● Stated exercise
Find and copy each line of the records where the string "data" shows up.
┌──
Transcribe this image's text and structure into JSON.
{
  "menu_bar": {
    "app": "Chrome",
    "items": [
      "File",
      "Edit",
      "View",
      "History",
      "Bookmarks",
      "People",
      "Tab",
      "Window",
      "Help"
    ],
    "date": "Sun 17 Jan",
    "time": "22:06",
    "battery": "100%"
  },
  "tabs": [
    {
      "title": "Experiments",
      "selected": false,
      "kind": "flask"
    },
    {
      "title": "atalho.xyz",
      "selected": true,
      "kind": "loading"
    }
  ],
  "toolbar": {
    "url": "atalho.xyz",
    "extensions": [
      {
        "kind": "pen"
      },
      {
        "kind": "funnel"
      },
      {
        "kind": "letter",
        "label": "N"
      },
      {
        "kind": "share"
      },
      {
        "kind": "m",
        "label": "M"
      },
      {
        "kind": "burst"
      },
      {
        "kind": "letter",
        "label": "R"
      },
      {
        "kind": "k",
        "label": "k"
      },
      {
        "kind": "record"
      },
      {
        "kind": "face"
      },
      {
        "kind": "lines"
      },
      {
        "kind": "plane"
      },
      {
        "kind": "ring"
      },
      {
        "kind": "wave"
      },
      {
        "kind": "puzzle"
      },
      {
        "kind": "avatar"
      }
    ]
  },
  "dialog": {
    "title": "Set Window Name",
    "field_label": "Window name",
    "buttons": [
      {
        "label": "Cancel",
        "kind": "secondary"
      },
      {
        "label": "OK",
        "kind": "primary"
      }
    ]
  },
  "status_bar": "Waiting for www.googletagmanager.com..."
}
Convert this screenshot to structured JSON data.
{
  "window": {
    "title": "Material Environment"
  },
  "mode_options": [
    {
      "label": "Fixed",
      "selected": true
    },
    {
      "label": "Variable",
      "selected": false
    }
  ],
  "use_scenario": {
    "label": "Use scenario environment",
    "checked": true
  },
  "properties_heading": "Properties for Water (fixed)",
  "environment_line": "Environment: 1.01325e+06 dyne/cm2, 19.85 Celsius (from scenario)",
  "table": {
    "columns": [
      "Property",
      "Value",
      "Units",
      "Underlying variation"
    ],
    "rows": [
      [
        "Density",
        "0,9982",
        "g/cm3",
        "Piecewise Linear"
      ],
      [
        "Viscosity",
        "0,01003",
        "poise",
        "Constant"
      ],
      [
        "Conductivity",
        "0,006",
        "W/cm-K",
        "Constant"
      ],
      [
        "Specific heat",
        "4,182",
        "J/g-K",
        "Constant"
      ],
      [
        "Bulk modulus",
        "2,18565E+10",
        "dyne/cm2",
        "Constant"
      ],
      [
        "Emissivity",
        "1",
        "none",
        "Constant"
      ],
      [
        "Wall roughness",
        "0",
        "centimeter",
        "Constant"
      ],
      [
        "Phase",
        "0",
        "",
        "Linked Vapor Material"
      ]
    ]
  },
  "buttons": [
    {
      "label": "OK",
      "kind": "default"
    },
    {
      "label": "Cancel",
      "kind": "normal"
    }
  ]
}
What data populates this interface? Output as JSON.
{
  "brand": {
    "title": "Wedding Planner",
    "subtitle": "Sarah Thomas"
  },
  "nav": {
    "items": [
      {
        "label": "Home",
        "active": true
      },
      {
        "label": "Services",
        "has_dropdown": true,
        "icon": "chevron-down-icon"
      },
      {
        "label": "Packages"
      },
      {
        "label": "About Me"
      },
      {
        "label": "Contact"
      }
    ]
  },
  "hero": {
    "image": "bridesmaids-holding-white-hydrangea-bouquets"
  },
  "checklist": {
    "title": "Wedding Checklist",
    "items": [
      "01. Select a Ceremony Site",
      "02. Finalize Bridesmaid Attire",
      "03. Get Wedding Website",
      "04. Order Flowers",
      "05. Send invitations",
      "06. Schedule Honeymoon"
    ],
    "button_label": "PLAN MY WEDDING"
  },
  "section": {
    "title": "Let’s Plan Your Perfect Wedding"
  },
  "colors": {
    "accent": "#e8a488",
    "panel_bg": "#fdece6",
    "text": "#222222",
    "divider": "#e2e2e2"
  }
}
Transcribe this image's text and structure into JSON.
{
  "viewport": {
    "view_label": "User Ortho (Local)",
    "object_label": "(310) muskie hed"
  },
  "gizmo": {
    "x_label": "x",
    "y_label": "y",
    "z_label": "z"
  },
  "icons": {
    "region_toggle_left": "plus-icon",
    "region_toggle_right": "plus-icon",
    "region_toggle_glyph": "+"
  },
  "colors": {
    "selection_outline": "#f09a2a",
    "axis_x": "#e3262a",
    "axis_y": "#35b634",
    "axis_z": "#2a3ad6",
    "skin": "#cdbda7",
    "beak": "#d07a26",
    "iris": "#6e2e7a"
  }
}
└──
● Task response
Convert this screenshot to structured JSON data.
What data populates this interface? Output as JSON.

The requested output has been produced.